Search the data below for the word "circle" and copy each line that holds it.

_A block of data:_
* start *

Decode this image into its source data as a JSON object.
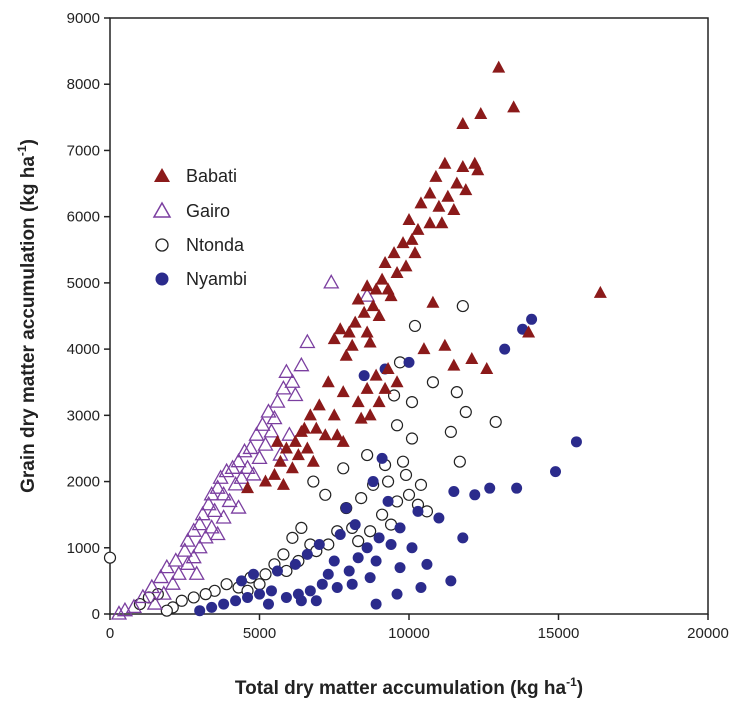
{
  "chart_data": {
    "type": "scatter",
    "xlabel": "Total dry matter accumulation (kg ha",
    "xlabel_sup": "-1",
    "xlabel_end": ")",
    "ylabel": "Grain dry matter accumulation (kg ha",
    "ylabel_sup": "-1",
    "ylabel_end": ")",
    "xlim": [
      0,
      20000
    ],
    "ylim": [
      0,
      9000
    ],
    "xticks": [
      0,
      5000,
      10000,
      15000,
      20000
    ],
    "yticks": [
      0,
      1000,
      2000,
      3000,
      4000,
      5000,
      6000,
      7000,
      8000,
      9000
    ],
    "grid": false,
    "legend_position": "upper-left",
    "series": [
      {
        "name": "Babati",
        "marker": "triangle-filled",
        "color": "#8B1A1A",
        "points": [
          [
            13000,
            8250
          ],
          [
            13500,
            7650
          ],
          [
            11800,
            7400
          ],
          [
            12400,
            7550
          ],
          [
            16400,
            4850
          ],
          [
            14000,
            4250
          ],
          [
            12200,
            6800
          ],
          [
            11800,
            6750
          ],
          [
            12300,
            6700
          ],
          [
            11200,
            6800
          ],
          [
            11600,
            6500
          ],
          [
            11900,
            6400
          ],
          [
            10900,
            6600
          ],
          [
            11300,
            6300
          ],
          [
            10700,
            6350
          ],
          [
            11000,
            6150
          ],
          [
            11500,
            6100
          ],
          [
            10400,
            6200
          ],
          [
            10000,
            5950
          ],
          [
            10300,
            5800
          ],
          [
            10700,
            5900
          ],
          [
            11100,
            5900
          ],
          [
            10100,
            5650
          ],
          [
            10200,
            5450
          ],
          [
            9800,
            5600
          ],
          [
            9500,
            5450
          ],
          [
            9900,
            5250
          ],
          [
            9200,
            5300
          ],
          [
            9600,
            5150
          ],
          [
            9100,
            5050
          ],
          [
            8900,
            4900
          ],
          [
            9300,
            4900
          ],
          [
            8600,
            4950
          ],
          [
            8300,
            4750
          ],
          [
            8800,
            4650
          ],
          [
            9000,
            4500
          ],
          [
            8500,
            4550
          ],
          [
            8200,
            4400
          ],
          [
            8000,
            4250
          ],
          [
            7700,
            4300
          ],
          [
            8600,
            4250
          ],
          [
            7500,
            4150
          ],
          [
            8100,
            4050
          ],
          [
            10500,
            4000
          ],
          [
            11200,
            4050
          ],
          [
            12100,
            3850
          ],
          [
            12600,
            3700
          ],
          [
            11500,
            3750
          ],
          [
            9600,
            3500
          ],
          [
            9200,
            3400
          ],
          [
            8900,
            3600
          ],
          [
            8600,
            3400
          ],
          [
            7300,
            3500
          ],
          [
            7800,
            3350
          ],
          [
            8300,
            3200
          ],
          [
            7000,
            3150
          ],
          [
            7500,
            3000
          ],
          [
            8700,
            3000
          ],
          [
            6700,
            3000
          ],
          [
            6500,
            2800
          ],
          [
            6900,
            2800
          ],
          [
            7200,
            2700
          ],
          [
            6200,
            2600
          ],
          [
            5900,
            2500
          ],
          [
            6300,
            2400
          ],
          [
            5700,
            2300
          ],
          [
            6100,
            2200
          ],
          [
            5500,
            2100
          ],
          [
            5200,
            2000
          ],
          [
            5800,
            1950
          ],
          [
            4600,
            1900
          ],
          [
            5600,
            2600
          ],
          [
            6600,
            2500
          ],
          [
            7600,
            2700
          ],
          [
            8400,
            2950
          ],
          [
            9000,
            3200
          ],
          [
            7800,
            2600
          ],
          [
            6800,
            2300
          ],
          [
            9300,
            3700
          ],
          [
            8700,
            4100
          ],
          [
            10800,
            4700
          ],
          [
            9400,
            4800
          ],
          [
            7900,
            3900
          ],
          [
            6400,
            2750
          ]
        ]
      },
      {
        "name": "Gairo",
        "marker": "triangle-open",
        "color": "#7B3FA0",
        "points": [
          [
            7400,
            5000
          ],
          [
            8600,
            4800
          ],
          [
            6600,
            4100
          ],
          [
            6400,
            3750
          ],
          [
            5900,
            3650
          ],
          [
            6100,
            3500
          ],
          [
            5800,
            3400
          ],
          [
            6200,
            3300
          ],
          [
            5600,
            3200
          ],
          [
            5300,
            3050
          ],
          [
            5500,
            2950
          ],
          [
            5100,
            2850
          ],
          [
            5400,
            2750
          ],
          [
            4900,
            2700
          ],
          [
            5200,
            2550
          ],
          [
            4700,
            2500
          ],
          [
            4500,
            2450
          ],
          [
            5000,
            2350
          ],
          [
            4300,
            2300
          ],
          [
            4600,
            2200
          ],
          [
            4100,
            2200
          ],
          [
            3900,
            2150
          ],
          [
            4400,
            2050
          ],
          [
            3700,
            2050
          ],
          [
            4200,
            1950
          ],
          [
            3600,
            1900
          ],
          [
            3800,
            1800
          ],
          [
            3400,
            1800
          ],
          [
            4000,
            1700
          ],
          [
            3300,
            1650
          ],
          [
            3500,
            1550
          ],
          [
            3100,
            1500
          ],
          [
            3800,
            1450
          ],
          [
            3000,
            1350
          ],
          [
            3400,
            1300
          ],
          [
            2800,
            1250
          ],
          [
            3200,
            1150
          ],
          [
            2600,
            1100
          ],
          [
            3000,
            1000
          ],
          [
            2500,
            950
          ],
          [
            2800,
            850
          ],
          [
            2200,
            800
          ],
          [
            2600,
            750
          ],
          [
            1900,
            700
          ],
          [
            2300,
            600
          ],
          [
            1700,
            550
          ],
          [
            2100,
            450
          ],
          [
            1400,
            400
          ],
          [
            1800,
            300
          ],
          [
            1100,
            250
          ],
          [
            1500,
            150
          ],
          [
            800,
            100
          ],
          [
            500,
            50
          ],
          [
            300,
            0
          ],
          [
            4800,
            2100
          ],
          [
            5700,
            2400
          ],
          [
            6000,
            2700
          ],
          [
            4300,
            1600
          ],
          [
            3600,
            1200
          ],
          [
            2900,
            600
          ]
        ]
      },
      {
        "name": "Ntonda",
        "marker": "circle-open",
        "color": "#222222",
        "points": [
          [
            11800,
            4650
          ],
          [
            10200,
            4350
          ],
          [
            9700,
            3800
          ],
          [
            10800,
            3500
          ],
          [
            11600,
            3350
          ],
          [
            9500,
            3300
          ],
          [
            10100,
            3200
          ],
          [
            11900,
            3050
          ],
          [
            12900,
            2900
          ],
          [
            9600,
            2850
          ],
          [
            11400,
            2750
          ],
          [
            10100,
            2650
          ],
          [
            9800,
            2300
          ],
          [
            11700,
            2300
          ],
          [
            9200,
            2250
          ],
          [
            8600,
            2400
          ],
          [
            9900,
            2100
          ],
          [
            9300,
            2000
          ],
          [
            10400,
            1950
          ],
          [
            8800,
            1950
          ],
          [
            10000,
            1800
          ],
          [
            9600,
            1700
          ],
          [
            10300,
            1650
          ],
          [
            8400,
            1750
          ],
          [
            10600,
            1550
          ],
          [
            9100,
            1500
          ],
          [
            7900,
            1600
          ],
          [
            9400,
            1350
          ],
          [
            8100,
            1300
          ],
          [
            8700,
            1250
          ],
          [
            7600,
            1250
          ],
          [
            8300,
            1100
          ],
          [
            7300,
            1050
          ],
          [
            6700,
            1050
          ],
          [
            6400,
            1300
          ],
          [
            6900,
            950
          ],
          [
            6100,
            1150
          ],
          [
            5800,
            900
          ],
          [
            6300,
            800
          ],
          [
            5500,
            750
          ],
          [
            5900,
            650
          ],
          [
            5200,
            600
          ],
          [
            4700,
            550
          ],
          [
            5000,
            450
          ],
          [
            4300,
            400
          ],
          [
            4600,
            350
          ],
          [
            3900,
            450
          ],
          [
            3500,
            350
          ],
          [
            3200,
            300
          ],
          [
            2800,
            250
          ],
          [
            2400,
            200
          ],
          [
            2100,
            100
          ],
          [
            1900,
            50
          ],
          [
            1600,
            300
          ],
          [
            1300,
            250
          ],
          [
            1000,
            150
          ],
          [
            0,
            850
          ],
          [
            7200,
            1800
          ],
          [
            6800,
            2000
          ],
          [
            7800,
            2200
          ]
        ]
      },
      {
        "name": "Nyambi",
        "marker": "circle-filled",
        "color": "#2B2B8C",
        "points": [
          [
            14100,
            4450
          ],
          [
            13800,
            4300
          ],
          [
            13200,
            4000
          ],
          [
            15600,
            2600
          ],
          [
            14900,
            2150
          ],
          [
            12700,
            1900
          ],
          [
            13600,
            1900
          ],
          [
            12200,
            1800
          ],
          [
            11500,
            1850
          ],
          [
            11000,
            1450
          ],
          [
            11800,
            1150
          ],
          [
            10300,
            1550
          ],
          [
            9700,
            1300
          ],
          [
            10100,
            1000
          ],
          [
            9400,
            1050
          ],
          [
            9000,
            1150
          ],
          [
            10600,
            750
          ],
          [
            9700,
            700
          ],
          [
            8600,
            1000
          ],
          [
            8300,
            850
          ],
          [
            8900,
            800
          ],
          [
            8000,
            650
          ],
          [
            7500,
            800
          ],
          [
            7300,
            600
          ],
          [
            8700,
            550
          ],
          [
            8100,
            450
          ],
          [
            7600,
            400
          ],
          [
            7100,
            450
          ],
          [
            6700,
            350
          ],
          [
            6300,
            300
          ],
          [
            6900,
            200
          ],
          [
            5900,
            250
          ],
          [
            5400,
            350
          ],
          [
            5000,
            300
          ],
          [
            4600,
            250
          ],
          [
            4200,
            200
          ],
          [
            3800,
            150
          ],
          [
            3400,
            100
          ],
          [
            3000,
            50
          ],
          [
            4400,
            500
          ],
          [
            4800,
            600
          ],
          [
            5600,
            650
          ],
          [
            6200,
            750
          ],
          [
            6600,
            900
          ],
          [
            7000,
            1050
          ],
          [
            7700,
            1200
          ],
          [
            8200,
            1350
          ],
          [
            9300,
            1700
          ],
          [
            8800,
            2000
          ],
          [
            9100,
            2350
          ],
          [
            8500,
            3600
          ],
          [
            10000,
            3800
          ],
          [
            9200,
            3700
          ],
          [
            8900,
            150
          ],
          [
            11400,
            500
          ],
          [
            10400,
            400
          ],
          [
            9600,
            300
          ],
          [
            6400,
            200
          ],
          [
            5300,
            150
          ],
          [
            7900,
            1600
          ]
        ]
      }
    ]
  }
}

* end *

_Answer to the problem:_
        "marker": "circle-open",
        "marker": "circle-filled",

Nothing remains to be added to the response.